■ **PROBLEM TO SOLVE**
For each line in the data below that holds "form", return a copy.

Stored data:

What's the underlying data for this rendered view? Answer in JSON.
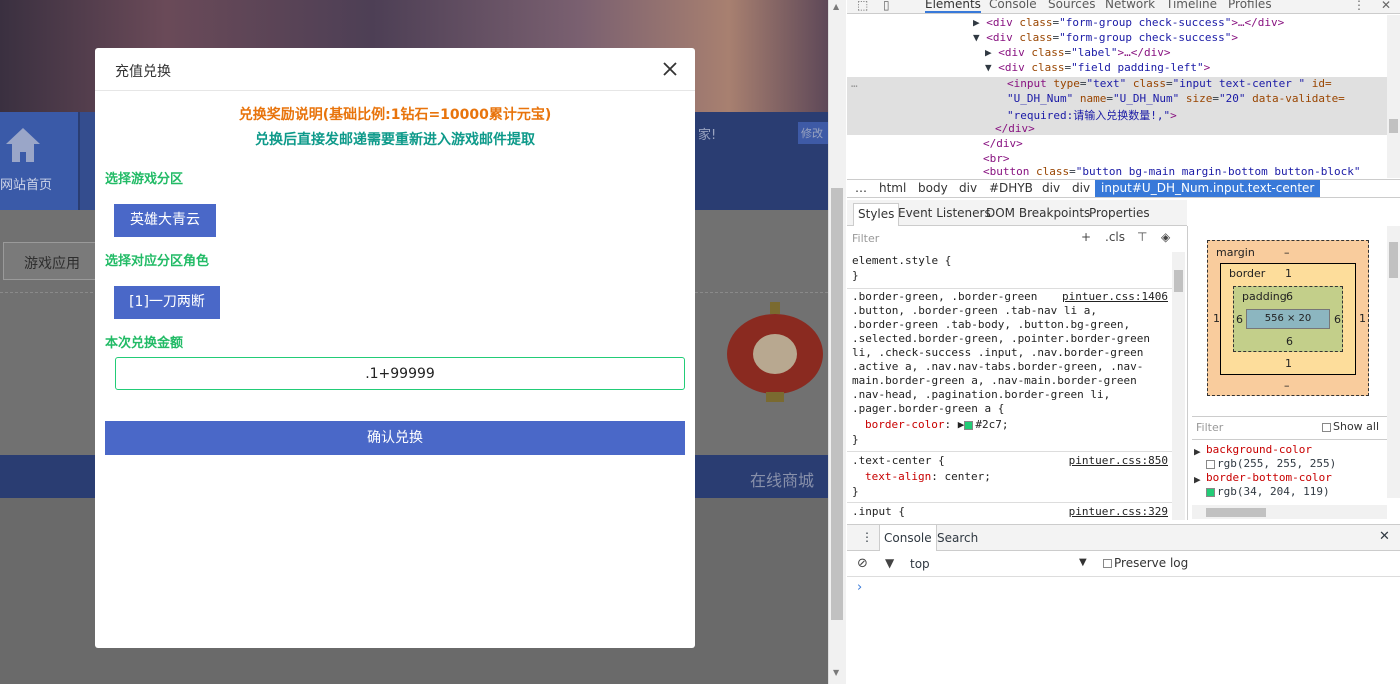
{
  "background": {
    "home_label": "网站首页",
    "notice_text": "家!",
    "notice_button": "修改",
    "tab_label": "游戏应用",
    "footer_mall": "在线商城"
  },
  "modal": {
    "title": "充值兑换",
    "info_line1": "兑换奖励说明(基础比例:1钻石=10000累计元宝)",
    "info_line2": "兑换后直接发邮递需要重新进入游戏邮件提取",
    "section_server": "选择游戏分区",
    "server_value": "英雄大青云",
    "section_role": "选择对应分区角色",
    "role_value": "[1]一刀两断",
    "section_amount": "本次兑换金额",
    "amount_value": ".1+99999",
    "confirm_label": "确认兑换"
  },
  "devtools": {
    "tabs": [
      "Elements",
      "Console",
      "Sources",
      "Network",
      "Timeline",
      "Profiles"
    ],
    "dom_lines": {
      "l1_tag": "<div",
      "l1_attr": "class",
      "l1_val": "\"form-group check-success\"",
      "l1_end": ">…</div>",
      "l2_tag": "<div",
      "l2_attr": "class",
      "l2_val": "\"form-group check-success\"",
      "l2_end": ">",
      "l3_tag": "<div",
      "l3_attr": "class",
      "l3_val": "\"label\"",
      "l3_end": ">…</div>",
      "l4_tag": "<div",
      "l4_attr": "class",
      "l4_val": "\"field padding-left\"",
      "l4_end": ">",
      "l5a": "<input",
      "l5b": "type",
      "l5c": "\"text\"",
      "l5d": "class",
      "l5e": "\"input  text-center \"",
      "l5f": "id=",
      "l6a": "\"U_DH_Num\"",
      "l6b": "name",
      "l6c": "\"U_DH_Num\"",
      "l6d": "size",
      "l6e": "\"20\"",
      "l6f": "data-validate=",
      "l7a": "\"required:请输入兑换数量!,\"",
      "l7b": ">",
      "l8": "</div>",
      "l9": "</div>",
      "l10": "<br>",
      "l11_tag": "<button",
      "l11_attr": "class",
      "l11_val": "\"button bg-main margin-bottom button-block\""
    },
    "breadcrumbs": [
      "…",
      "html",
      "body",
      "div",
      "#DHYB",
      "div",
      "div"
    ],
    "breadcrumb_active": "input#U_DH_Num.input.text-center",
    "sub_tabs": [
      "Styles",
      "Event Listeners",
      "DOM Breakpoints",
      "Properties"
    ],
    "filter_placeholder": "Filter",
    "filter_tools": [
      "+",
      ".cls"
    ],
    "styles": {
      "element_style": "element.style {",
      "close": "}",
      "rule1_sel1": ".border-green, .border-green",
      "rule1_src": "pintuer.css:1406",
      "rule1_sel2": ".button, .border-green .tab-nav li a,",
      "rule1_sel3": ".border-green .tab-body, .button.bg-green,",
      "rule1_sel4": ".selected.border-green, .pointer.border-green",
      "rule1_sel5": "li, .check-success .input, .nav.border-green",
      "rule1_sel6": ".active a, .nav.nav-tabs.border-green, .nav-",
      "rule1_sel7": "main.border-green a, .nav-main.border-green",
      "rule1_sel8": ".nav-head, .pagination.border-green li,",
      "rule1_sel9": ".pager.border-green a {",
      "rule1_prop": "border-color",
      "rule1_val": "#2c7;",
      "rule2_sel": ".text-center {",
      "rule2_src": "pintuer.css:850",
      "rule2_prop": "text-align",
      "rule2_val": "center;",
      "rule3_sel": ".input {",
      "rule3_src": "pintuer.css:329"
    },
    "box_model": {
      "margin_label": "margin",
      "margin_top": "–",
      "margin_bottom": "–",
      "border_label": "border",
      "border_top": "1",
      "border_bottom": "1",
      "border_left": "1",
      "border_right": "1",
      "padding_label": "padding",
      "padding_top": "6",
      "padding_bottom": "6",
      "padding_left": "6",
      "padding_right": "6",
      "content": "556 × 20"
    },
    "computed_filter": "Filter",
    "show_all": "Show all",
    "computed": {
      "p1": "background-color",
      "v1": "rgb(255, 255, 255)",
      "p2": "border-bottom-color",
      "v2": "rgb(34, 204, 119)"
    },
    "console_tabs": [
      "Console",
      "Search"
    ],
    "context": "top",
    "preserve_log": "Preserve log",
    "prompt": "›"
  },
  "colors": {
    "accent_blue": "#4a68c8",
    "green": "#22cc77",
    "orange": "#e8740c",
    "teal": "#0e9a8a"
  }
}
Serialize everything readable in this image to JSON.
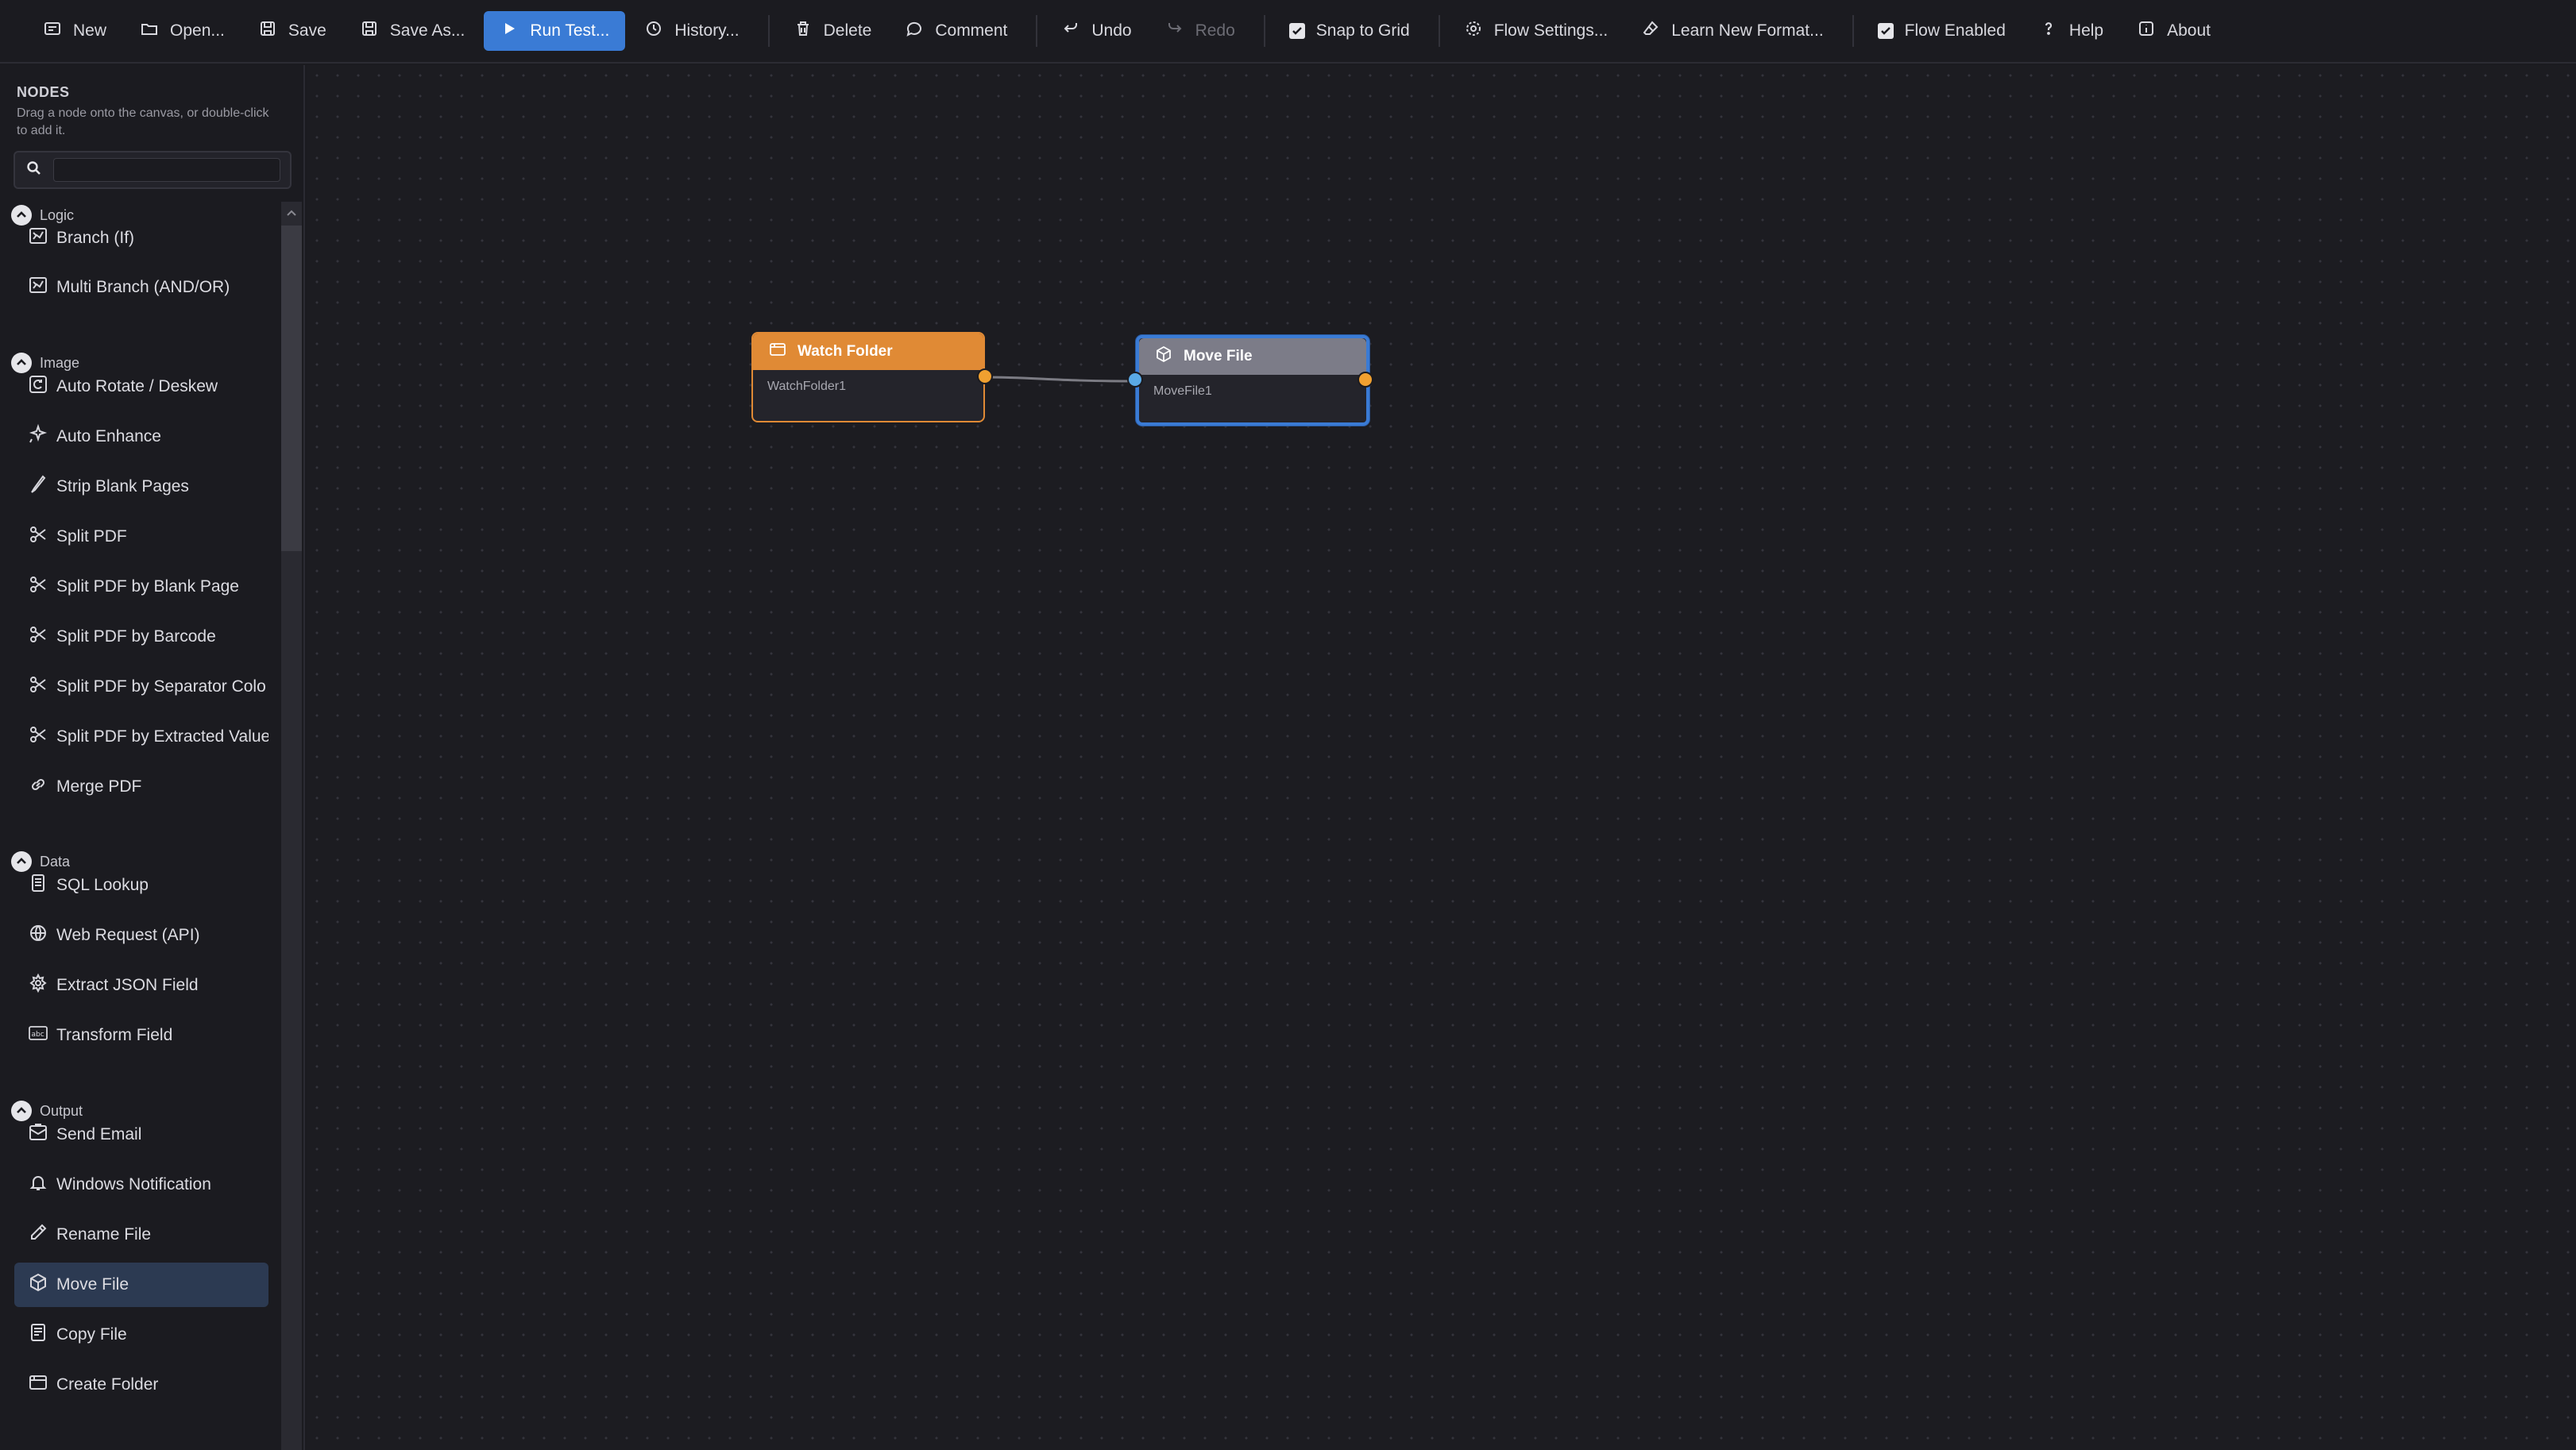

■ **FINAL RESULT**
      "l1_val": "\"form-group check-success\"",
      "l2_val": "\"form-group check-success\"",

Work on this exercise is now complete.